_WHAT TO WORK ON_
Check each line of the entries below for the string "Some"; copy every line where it appears.

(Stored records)
--- begin ---

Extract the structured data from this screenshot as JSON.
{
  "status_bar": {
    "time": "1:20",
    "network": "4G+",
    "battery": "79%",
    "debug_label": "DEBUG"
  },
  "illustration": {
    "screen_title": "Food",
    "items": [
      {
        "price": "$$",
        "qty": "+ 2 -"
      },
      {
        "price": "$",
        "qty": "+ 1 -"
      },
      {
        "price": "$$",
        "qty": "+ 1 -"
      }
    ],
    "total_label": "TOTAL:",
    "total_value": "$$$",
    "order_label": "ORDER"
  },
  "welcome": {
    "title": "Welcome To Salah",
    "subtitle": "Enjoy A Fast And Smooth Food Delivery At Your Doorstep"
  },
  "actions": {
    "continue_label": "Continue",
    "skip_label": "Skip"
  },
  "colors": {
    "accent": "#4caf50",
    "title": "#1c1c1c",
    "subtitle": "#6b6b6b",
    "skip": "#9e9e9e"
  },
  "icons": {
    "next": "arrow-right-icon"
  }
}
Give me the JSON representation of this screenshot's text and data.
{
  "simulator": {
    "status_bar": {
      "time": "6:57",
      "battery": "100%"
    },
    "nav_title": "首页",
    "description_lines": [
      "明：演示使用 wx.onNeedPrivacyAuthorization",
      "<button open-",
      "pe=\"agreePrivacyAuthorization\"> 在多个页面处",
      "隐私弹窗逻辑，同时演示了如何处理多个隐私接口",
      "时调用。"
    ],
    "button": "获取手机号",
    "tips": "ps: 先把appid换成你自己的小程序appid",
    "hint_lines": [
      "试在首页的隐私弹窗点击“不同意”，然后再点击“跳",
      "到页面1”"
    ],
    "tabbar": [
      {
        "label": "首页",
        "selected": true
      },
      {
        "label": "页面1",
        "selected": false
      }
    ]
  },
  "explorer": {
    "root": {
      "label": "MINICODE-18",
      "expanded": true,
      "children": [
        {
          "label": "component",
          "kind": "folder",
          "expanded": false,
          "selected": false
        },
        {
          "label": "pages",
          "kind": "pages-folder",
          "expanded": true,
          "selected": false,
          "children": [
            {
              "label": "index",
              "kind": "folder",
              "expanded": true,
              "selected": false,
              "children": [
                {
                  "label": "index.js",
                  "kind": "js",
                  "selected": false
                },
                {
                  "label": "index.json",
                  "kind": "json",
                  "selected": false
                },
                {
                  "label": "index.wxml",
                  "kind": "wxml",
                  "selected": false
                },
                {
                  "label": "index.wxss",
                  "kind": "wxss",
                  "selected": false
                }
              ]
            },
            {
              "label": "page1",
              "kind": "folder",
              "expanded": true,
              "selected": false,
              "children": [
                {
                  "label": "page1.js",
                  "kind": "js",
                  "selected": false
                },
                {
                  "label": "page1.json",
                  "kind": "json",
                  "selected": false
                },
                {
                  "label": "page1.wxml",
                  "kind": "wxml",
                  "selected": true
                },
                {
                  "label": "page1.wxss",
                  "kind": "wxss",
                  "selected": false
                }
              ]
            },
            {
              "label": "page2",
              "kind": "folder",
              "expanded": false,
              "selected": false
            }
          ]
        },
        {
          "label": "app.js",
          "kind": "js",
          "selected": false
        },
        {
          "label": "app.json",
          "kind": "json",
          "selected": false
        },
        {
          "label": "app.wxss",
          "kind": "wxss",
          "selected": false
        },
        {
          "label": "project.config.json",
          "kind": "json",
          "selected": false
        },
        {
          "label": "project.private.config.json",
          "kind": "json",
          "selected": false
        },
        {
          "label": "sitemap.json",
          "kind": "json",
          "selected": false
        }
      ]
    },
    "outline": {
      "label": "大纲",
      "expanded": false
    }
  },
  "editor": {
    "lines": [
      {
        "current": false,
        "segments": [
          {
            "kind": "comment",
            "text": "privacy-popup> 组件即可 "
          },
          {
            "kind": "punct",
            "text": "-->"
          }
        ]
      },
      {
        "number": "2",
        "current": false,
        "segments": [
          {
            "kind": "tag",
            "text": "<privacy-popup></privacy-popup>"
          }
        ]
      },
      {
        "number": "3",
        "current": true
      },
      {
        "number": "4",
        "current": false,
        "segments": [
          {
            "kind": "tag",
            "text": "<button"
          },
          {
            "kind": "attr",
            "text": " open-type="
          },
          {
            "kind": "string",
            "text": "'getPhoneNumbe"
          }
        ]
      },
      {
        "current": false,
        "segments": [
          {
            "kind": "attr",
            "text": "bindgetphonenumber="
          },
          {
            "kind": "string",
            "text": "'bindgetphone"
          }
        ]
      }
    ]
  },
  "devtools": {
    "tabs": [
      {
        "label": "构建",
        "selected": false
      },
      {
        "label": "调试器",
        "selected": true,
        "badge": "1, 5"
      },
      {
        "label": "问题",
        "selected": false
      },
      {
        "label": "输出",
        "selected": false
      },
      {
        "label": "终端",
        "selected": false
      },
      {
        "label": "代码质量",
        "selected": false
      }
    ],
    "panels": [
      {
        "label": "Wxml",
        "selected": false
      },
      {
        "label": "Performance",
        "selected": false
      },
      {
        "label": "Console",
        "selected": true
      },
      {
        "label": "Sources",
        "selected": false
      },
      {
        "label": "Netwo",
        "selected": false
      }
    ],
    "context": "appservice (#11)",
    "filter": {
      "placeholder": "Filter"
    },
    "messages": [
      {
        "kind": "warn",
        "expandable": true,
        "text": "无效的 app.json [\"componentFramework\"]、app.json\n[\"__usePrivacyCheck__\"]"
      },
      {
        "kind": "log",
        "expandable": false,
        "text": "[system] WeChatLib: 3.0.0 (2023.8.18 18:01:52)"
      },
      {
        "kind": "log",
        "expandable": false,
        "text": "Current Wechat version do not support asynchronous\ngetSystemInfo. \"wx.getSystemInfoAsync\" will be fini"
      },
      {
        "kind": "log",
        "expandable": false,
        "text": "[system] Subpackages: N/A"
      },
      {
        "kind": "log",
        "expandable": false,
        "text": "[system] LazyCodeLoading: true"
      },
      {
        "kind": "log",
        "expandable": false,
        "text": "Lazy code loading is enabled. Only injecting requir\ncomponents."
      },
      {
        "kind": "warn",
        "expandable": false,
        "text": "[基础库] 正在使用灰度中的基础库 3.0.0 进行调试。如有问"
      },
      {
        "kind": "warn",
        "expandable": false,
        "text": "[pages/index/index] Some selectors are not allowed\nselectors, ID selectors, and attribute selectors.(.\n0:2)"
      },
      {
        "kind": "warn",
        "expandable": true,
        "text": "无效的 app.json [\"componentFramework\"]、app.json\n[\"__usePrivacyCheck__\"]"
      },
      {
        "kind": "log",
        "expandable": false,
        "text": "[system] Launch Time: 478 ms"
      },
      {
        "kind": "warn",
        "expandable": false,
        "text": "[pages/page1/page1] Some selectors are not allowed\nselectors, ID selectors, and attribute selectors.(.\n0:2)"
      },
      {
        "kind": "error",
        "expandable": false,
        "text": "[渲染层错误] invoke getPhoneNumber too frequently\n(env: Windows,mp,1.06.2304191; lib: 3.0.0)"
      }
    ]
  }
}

--- end ---

_EXERCISE SOLUTION_
        "text": "[pages/index/index] Some selectors are not allowed\nselectors, ID selectors, and attribute selectors.(.\n0:2)"
        "text": "[pages/page1/page1] Some selectors are not allowed\nselectors, ID selectors, and attribute selectors.(.\n0:2)"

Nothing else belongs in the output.